▶ What the task requires: Repeat the listing word for word. No pictures belong in the copy.

____ Data listing

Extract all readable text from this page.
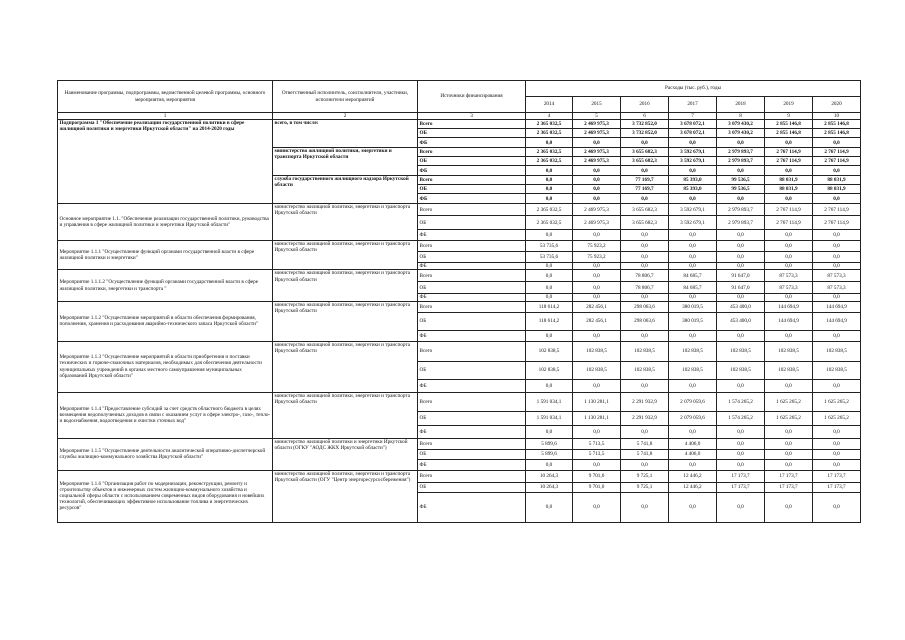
Наименование программы, подпрограммы, ведомственной целевой программы, основного мероприятия, мероприятия	Ответственный исполнитель, соисполнители, участники, исполнители мероприятий	Источники финансирования	Расходы (тыс. руб.), годы						
			2014	2015	2016	2017	2018	2019	2020
1	2	3	4	5	6	7	8	9	10
Подпрограмма 1 "Обеспечение реализации государственной политики в сфере жилищной политики и энергетики Иркутской области" на 2014-2020 годы	всего, в том числе:	Всего	2 365 032,5	2 469 975,3	3 732 852,0	3 678 072,1	3 079 430,2	2 855 146,8	2 855 146,8
		ОБ	2 365 032,5	2 469 975,3	3 732 852,0	3 678 072,1	3 079 430,2	2 855 146,8	2 855 146,8
		ФБ	0,0	0,0	0,0	0,0	0,0	0,0	0,0
	министерство жилищной политики, энергетики и транспорта Иркутской области	Всего	2 365 032,5	2 469 975,3	3 655 682,3	3 592 679,1	2 979 893,7	2 767 114,9	2 767 114,9
		ОБ	2 365 032,5	2 469 975,3	3 655 682,3	3 592 679,1	2 979 893,7	2 767 114,9	2 767 114,9
		ФБ	0,0	0,0	0,0	0,0	0,0	0,0	0,0
	служба государственного жилищного надзора Иркутской области	Всего	0,0	0,0	77 169,7	85 393,0	99 536,5	88 031,9	88 031,9
		ОБ	0,0	0,0	77 169,7	85 393,0	99 536,5	88 031,9	88 031,9
		ФБ	0,0	0,0	0,0	0,0	0,0	0,0	0,0
Основное мероприятие 1.1. "Обеспечение реализации государственной политики, руководства и управления в сфере жилищной политики и энергетики Иркутской области"	министерство жилищной политики, энергетики и транспорта Иркутской области	Всего	2 365 032,5	2 469 975,3	3 655 682,3	3 592 679,1	2 979 893,7	2 767 114,9	2 767 114,9
		ОБ	2 365 032,5	2 469 975,3	3 655 682,3	3 592 679,1	2 979 893,7	2 767 114,9	2 767 114,9
		ФБ	0,0	0,0	0,0	0,0	0,0	0,0	0,0
Мероприятие 1.1.1 "Осуществление функций органами государственной власти в сфере жилищной политики и энергетики"	министерство жилищной политики, энергетики и транспорта Иркутской области	Всего	53 735,6	75 923,2	0,0	0,0	0,0	0,0	0,0
		ОБ	53 735,6	75 923,2	0,0	0,0	0,0	0,0	0,0
		ФБ	0,0	0,0	0,0	0,0	0,0	0,0	0,0
Мероприятие 1.1.1.2 "Осуществление функций органами государственной власти в сфере жилищной политики, энергетики и транспорта "	министерство жилищной политики, энергетики и транспорта Иркутской области	Всего	0,0	0,0	78 806,7	84 685,7	91 647,0	87 573,3	87 573,3
		ОБ	0,0	0,0	78 806,7	84 685,7	91 647,0	87 573,3	87 573,3
		ФБ	0,0	0,0	0,0	0,0	0,0	0,0	0,0
Мероприятие 1.1.2 "Осуществление мероприятий в области обеспечения формирования, пополнения, хранения и расходования аварийно-технического запаса Иркутской области"	министерство жилищной политики, энергетики и транспорта Иркутской области	Всего	118 614,2	282 456,1	298 063,6	380 019,5	453 400,0	144 694,9	144 694,9
		ОБ	118 614,2	282 456,1	298 063,6	380 019,5	453 400,0	144 694,9	144 694,9
		ФБ	0,0	0,0	0,0	0,0	0,0	0,0	0,0
Мероприятие 1.1.3 "Осуществление мероприятий в области приобретения и поставки технических и горюче-смазочных материалов, необходимых для обеспечения деятельности муниципальных учреждений в органах местного самоуправления муниципальных образований Иркутской области"	министерство жилищной политики, энергетики и транспорта Иркутской области	Всего	102 838,5	102 838,5	102 838,5	102 838,5	102 838,5	102 838,5	102 838,5
		ОБ	102 838,5	102 838,5	102 838,5	102 838,5	102 838,5	102 838,5	102 838,5
		ФБ	0,0	0,0	0,0	0,0	0,0	0,0	0,0
Мероприятие 1.1.4 "Предоставление субсидий за счет средств областного бюджета в целях возмещения недополученных доходов в связи с оказанием услуг в сфере электро-, газо-, тепло- и водоснабжения, водоотведения и очистки сточных вод"	министерство жилищной политики, энергетики и транспорта Иркутской области	Всего	1 591 034,1	1 130 281,1	2 291 932,9	2 079 059,6	1 574 265,2	1 625 265,2	1 625 265,2
		ОБ	1 591 034,1	1 130 281,1	2 291 932,9	2 079 059,6	1 574 265,2	1 625 265,2	1 625 265,2
		ФБ	0,0	0,0	0,0	0,0	0,0	0,0	0,0
Мероприятие 1.1.5 "Осуществление деятельности аналитической оперативно-диспетчерской службы жилищно-коммунального хозяйства Иркутской области"	министерство жилищной политики и энергетики Иркутской области (ОГКУ "АОДС ЖКХ Иркутской области")	Всего	5 899,6	5 713,5	5 741,8	4 406,0	0,0	0,0	0,0
		ОБ	5 899,6	5 713,5	5 741,8	4 406,0	0,0	0,0	0,0
		ФБ	0,0	0,0	0,0	0,0	0,0	0,0	0,0
Мероприятие 1.1.6 "Организация работ по модернизации, реконструкции, ремонту и строительству объектов и инженерных систем жилищно-коммунального хозяйства и социальной сферы области с использованием современных видов оборудования и новейших технологий, обеспечивающих эффективное использование топлива и энергетических ресурсов"	министерство жилищной политики, энергетики и транспорта Иркутской области (ОГУ "Центр энергоресурсосбережения")	Всего	10 264,3	9 701,0	9 725,1	12 446,2	17 173,7	17 173,7	17 173,7
		ОБ	10 264,3	9 701,0	9 725,1	12 446,2	17 173,7	17 173,7	17 173,7
		ФБ	0,0	0,0	0,0	0,0	0,0	0,0	0,0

________

▶ Result of this task:
Extract all readable text from this page.
Наименование программы, подпрограммы, ведомственной целевой программы, основного мероприятия, мероприятия	Ответственный исполнитель, соисполнители, участники, исполнители мероприятий	Источники финансирования	Расходы (тыс. руб.), годы						
			2014	2015	2016	2017	2018	2019	2020
1	2	3	4	5	6	7	8	9	10
Подпрограмма 1 "Обеспечение реализации государственной политики в сфере жилищной политики и энергетики Иркутской области" на 2014-2020 годы	всего, в том числе:	Всего	2 365 032,5	2 469 975,3	3 732 852,0	3 678 072,1	3 079 430,2	2 855 146,8	2 855 146,8
		ОБ	2 365 032,5	2 469 975,3	3 732 852,0	3 678 072,1	3 079 430,2	2 855 146,8	2 855 146,8
		ФБ	0,0	0,0	0,0	0,0	0,0	0,0	0,0
	министерство жилищной политики, энергетики и транспорта Иркутской области	Всего	2 365 032,5	2 469 975,3	3 655 682,3	3 592 679,1	2 979 893,7	2 767 114,9	2 767 114,9
		ОБ	2 365 032,5	2 469 975,3	3 655 682,3	3 592 679,1	2 979 893,7	2 767 114,9	2 767 114,9
		ФБ	0,0	0,0	0,0	0,0	0,0	0,0	0,0
	служба государственного жилищного надзора Иркутской области	Всего	0,0	0,0	77 169,7	85 393,0	99 536,5	88 031,9	88 031,9
		ОБ	0,0	0,0	77 169,7	85 393,0	99 536,5	88 031,9	88 031,9
		ФБ	0,0	0,0	0,0	0,0	0,0	0,0	0,0
Основное мероприятие 1.1. "Обеспечение реализации государственной политики, руководства и управления в сфере жилищной политики и энергетики Иркутской области"	министерство жилищной политики, энергетики и транспорта Иркутской области	Всего	2 365 032,5	2 469 975,3	3 655 682,3	3 592 679,1	2 979 893,7	2 767 114,9	2 767 114,9
		ОБ	2 365 032,5	2 469 975,3	3 655 682,3	3 592 679,1	2 979 893,7	2 767 114,9	2 767 114,9
		ФБ	0,0	0,0	0,0	0,0	0,0	0,0	0,0
Мероприятие 1.1.1 "Осуществление функций органами государственной власти в сфере жилищной политики и энергетики"	министерство жилищной политики, энергетики и транспорта Иркутской области	Всего	53 735,6	75 923,2	0,0	0,0	0,0	0,0	0,0
		ОБ	53 735,6	75 923,2	0,0	0,0	0,0	0,0	0,0
		ФБ	0,0	0,0	0,0	0,0	0,0	0,0	0,0
Мероприятие 1.1.1.2 "Осуществление функций органами государственной власти в сфере жилищной политики, энергетики и транспорта "	министерство жилищной политики, энергетики и транспорта Иркутской области	Всего	0,0	0,0	78 806,7	84 685,7	91 647,0	87 573,3	87 573,3
		ОБ	0,0	0,0	78 806,7	84 685,7	91 647,0	87 573,3	87 573,3
		ФБ	0,0	0,0	0,0	0,0	0,0	0,0	0,0
Мероприятие 1.1.2 "Осуществление мероприятий в области обеспечения формирования, пополнения, хранения и расходования аварийно-технического запаса Иркутской области"	министерство жилищной политики, энергетики и транспорта Иркутской области	Всего	118 614,2	282 456,1	298 063,6	380 019,5	453 400,0	144 694,9	144 694,9
		ОБ	118 614,2	282 456,1	298 063,6	380 019,5	453 400,0	144 694,9	144 694,9
		ФБ	0,0	0,0	0,0	0,0	0,0	0,0	0,0
Мероприятие 1.1.3 "Осуществление мероприятий в области приобретения и поставки технических и горюче-смазочных материалов, необходимых для обеспечения деятельности муниципальных учреждений в органах местного самоуправления муниципальных образований Иркутской области"	министерство жилищной политики, энергетики и транспорта Иркутской области	Всего	102 838,5	102 838,5	102 838,5	102 838,5	102 838,5	102 838,5	102 838,5
		ОБ	102 838,5	102 838,5	102 838,5	102 838,5	102 838,5	102 838,5	102 838,5
		ФБ	0,0	0,0	0,0	0,0	0,0	0,0	0,0
Мероприятие 1.1.4 "Предоставление субсидий за счет средств областного бюджета в целях возмещения недополученных доходов в связи с оказанием услуг в сфере электро-, газо-, тепло- и водоснабжения, водоотведения и очистки сточных вод"	министерство жилищной политики, энергетики и транспорта Иркутской области	Всего	1 591 034,1	1 130 281,1	2 291 932,9	2 079 059,6	1 574 265,2	1 625 265,2	1 625 265,2
		ОБ	1 591 034,1	1 130 281,1	2 291 932,9	2 079 059,6	1 574 265,2	1 625 265,2	1 625 265,2
		ФБ	0,0	0,0	0,0	0,0	0,0	0,0	0,0
Мероприятие 1.1.5 "Осуществление деятельности аналитической оперативно-диспетчерской службы жилищно-коммунального хозяйства Иркутской области"	министерство жилищной политики и энергетики Иркутской области (ОГКУ "АОДС ЖКХ Иркутской области")	Всего	5 899,6	5 713,5	5 741,8	4 406,0	0,0	0,0	0,0
		ОБ	5 899,6	5 713,5	5 741,8	4 406,0	0,0	0,0	0,0
		ФБ	0,0	0,0	0,0	0,0	0,0	0,0	0,0
Мероприятие 1.1.6 "Организация работ по модернизации, реконструкции, ремонту и строительству объектов и инженерных систем жилищно-коммунального хозяйства и социальной сферы области с использованием современных видов оборудования и новейших технологий, обеспечивающих эффективное использование топлива и энергетических ресурсов"	министерство жилищной политики, энергетики и транспорта Иркутской области (ОГУ "Центр энергоресурсосбережения")	Всего	10 264,3	9 701,0	9 725,1	12 446,2	17 173,7	17 173,7	17 173,7
		ОБ	10 264,3	9 701,0	9 725,1	12 446,2	17 173,7	17 173,7	17 173,7
		ФБ	0,0	0,0	0,0	0,0	0,0	0,0	0,0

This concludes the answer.